*What to do*:
Repeat the listing in full, exactly as it stands.

------

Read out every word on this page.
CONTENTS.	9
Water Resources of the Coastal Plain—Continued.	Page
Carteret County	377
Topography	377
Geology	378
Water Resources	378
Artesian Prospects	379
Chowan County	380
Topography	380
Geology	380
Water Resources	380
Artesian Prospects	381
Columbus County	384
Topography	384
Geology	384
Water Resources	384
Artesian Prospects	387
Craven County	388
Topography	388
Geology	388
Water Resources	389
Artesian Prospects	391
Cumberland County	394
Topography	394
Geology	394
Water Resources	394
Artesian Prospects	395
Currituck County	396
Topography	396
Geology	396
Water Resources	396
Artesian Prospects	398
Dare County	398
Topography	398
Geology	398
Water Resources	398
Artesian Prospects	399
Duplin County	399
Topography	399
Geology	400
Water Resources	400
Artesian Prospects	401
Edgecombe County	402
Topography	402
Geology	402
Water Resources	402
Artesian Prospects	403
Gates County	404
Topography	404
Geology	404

------

*Output*:
Read out every word on this page.
CONTENTS.	9
Water Resources of the Coastal Plain—Continued.	Page
Carteret County	377
Topography	377
Geology	378
Water Resources	378
Artesian Prospects	379
Chowan County	380
Topography	380
Geology	380
Water Resources	380
Artesian Prospects	381
Columbus County	384
Topography	384
Geology	384
Water Resources	384
Artesian Prospects	387
Craven County	388
Topography	388
Geology	388
Water Resources	389
Artesian Prospects	391
Cumberland County	394
Topography	394
Geology	394
Water Resources	394
Artesian Prospects	395
Currituck County	396
Topography	396
Geology	396
Water Resources	396
Artesian Prospects	398
Dare County	398
Topography	398
Geology	398
Water Resources	398
Artesian Prospects	399
Duplin County	399
Topography	399
Geology	400
Water Resources	400
Artesian Prospects	401
Edgecombe County	402
Topography	402
Geology	402
Water Resources	402
Artesian Prospects	403
Gates County	404
Topography	404
Geology	404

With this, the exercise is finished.